* _INPUT FOR THIS TASK_
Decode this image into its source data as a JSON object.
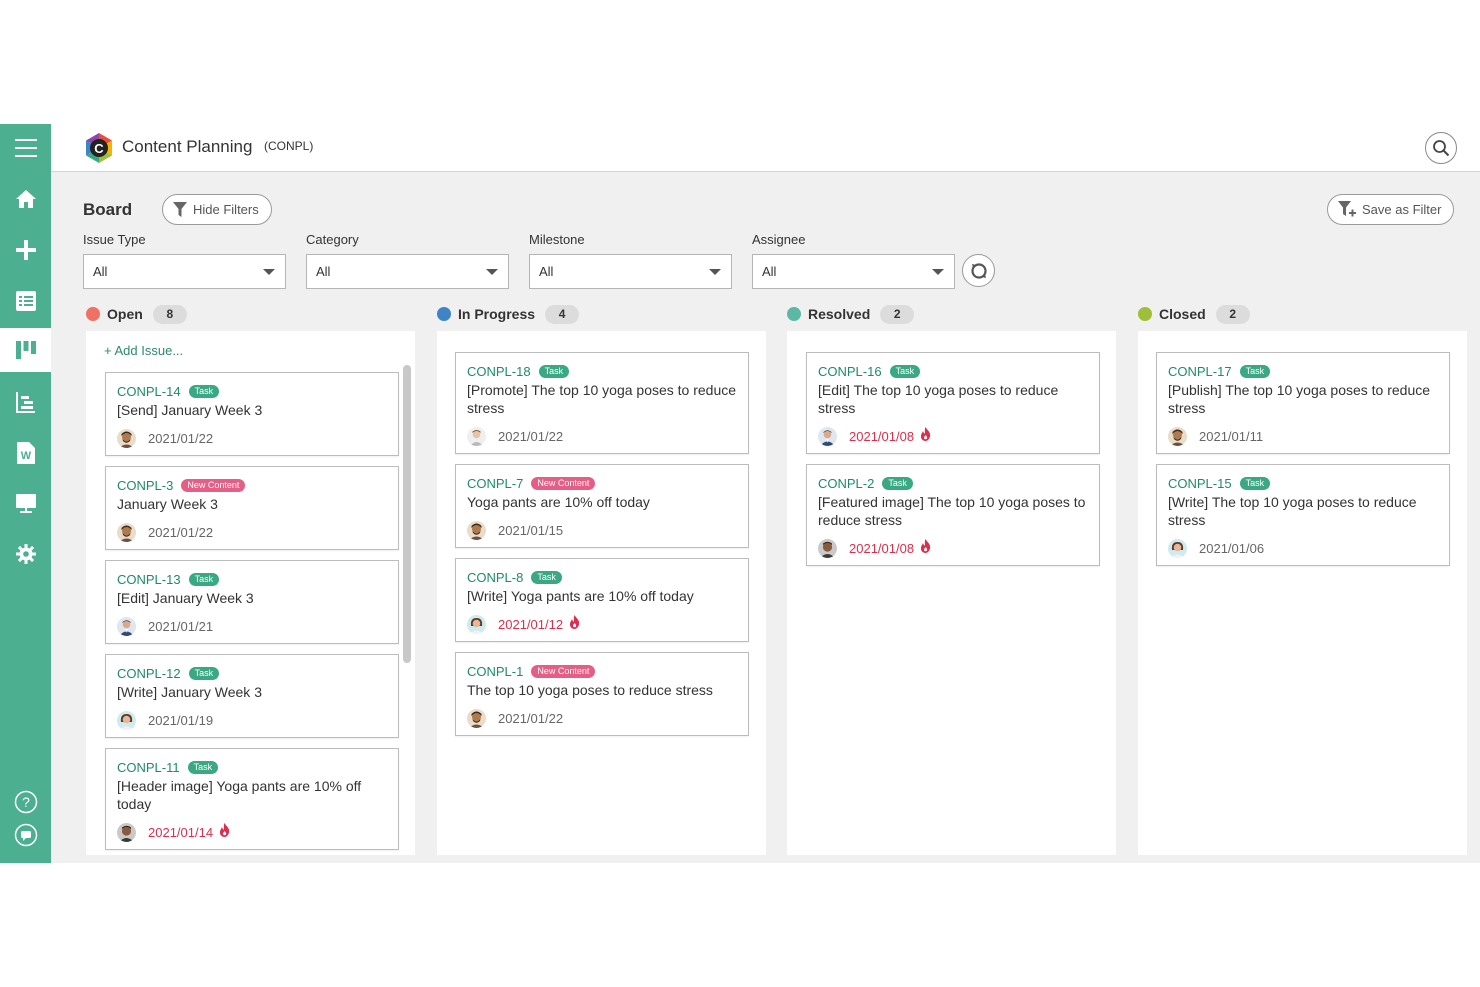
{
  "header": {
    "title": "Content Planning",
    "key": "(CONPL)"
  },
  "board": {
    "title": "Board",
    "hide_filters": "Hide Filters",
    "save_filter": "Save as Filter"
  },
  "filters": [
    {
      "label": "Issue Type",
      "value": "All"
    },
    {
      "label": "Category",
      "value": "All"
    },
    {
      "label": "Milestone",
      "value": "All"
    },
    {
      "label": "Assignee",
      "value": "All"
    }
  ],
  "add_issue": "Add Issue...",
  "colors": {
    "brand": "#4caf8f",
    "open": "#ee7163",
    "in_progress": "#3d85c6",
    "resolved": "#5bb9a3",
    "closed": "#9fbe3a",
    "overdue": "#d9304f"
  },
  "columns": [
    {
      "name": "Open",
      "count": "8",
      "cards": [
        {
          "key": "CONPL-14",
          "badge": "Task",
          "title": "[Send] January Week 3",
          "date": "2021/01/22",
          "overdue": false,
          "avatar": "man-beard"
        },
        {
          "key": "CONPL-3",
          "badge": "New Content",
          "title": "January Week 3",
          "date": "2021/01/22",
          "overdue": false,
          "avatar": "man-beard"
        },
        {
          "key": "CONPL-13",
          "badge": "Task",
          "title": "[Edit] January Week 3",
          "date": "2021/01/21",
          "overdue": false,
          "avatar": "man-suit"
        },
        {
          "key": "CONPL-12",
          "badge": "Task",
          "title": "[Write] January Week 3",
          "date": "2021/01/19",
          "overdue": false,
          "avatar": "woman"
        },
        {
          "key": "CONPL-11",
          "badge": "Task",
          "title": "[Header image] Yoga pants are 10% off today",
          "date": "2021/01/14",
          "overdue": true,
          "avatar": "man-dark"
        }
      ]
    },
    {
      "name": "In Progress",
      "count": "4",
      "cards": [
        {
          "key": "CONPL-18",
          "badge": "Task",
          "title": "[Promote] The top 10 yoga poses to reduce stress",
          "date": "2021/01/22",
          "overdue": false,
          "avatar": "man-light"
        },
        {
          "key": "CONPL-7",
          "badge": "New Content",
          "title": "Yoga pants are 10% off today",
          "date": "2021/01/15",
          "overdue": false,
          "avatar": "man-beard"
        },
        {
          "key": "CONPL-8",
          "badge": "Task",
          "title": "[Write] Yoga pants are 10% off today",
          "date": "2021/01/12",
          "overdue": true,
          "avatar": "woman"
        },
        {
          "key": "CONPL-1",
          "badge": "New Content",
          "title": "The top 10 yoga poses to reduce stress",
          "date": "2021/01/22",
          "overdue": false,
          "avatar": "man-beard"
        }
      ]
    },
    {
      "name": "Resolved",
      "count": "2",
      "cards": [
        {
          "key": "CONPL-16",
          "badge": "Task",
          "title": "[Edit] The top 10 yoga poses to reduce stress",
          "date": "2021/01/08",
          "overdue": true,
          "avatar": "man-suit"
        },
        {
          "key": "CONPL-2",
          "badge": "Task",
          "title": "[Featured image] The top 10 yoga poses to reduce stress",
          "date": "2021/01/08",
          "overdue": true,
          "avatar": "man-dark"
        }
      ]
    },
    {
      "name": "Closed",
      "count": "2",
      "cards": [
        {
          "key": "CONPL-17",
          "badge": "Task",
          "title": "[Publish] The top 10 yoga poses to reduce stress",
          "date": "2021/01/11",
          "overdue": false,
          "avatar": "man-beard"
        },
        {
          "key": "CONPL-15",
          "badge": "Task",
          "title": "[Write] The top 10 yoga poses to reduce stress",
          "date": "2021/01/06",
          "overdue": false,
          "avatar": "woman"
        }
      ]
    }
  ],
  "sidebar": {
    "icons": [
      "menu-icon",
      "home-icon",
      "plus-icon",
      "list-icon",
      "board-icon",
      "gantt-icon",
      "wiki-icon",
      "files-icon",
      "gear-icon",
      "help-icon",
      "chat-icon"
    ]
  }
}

* _WHAT IS ASKED_
Without including any picture, repeat the data exactly.

* _SOLUTION FOR THIS EXERCISE_
Decode this image into its source data as a JSON object.
{
  "header": {
    "title": "Content Planning",
    "key": "(CONPL)"
  },
  "board": {
    "title": "Board",
    "hide_filters": "Hide Filters",
    "save_filter": "Save as Filter"
  },
  "filters": [
    {
      "label": "Issue Type",
      "value": "All"
    },
    {
      "label": "Category",
      "value": "All"
    },
    {
      "label": "Milestone",
      "value": "All"
    },
    {
      "label": "Assignee",
      "value": "All"
    }
  ],
  "add_issue": "Add Issue...",
  "colors": {
    "brand": "#4caf8f",
    "open": "#ee7163",
    "in_progress": "#3d85c6",
    "resolved": "#5bb9a3",
    "closed": "#9fbe3a",
    "overdue": "#d9304f"
  },
  "columns": [
    {
      "name": "Open",
      "count": "8",
      "cards": [
        {
          "key": "CONPL-14",
          "badge": "Task",
          "title": "[Send] January Week 3",
          "date": "2021/01/22",
          "overdue": false,
          "avatar": "man-beard"
        },
        {
          "key": "CONPL-3",
          "badge": "New Content",
          "title": "January Week 3",
          "date": "2021/01/22",
          "overdue": false,
          "avatar": "man-beard"
        },
        {
          "key": "CONPL-13",
          "badge": "Task",
          "title": "[Edit] January Week 3",
          "date": "2021/01/21",
          "overdue": false,
          "avatar": "man-suit"
        },
        {
          "key": "CONPL-12",
          "badge": "Task",
          "title": "[Write] January Week 3",
          "date": "2021/01/19",
          "overdue": false,
          "avatar": "woman"
        },
        {
          "key": "CONPL-11",
          "badge": "Task",
          "title": "[Header image] Yoga pants are 10% off today",
          "date": "2021/01/14",
          "overdue": true,
          "avatar": "man-dark"
        }
      ]
    },
    {
      "name": "In Progress",
      "count": "4",
      "cards": [
        {
          "key": "CONPL-18",
          "badge": "Task",
          "title": "[Promote] The top 10 yoga poses to reduce stress",
          "date": "2021/01/22",
          "overdue": false,
          "avatar": "man-light"
        },
        {
          "key": "CONPL-7",
          "badge": "New Content",
          "title": "Yoga pants are 10% off today",
          "date": "2021/01/15",
          "overdue": false,
          "avatar": "man-beard"
        },
        {
          "key": "CONPL-8",
          "badge": "Task",
          "title": "[Write] Yoga pants are 10% off today",
          "date": "2021/01/12",
          "overdue": true,
          "avatar": "woman"
        },
        {
          "key": "CONPL-1",
          "badge": "New Content",
          "title": "The top 10 yoga poses to reduce stress",
          "date": "2021/01/22",
          "overdue": false,
          "avatar": "man-beard"
        }
      ]
    },
    {
      "name": "Resolved",
      "count": "2",
      "cards": [
        {
          "key": "CONPL-16",
          "badge": "Task",
          "title": "[Edit] The top 10 yoga poses to reduce stress",
          "date": "2021/01/08",
          "overdue": true,
          "avatar": "man-suit"
        },
        {
          "key": "CONPL-2",
          "badge": "Task",
          "title": "[Featured image] The top 10 yoga poses to reduce stress",
          "date": "2021/01/08",
          "overdue": true,
          "avatar": "man-dark"
        }
      ]
    },
    {
      "name": "Closed",
      "count": "2",
      "cards": [
        {
          "key": "CONPL-17",
          "badge": "Task",
          "title": "[Publish] The top 10 yoga poses to reduce stress",
          "date": "2021/01/11",
          "overdue": false,
          "avatar": "man-beard"
        },
        {
          "key": "CONPL-15",
          "badge": "Task",
          "title": "[Write] The top 10 yoga poses to reduce stress",
          "date": "2021/01/06",
          "overdue": false,
          "avatar": "woman"
        }
      ]
    }
  ],
  "sidebar": {
    "icons": [
      "menu-icon",
      "home-icon",
      "plus-icon",
      "list-icon",
      "board-icon",
      "gantt-icon",
      "wiki-icon",
      "files-icon",
      "gear-icon",
      "help-icon",
      "chat-icon"
    ]
  }
}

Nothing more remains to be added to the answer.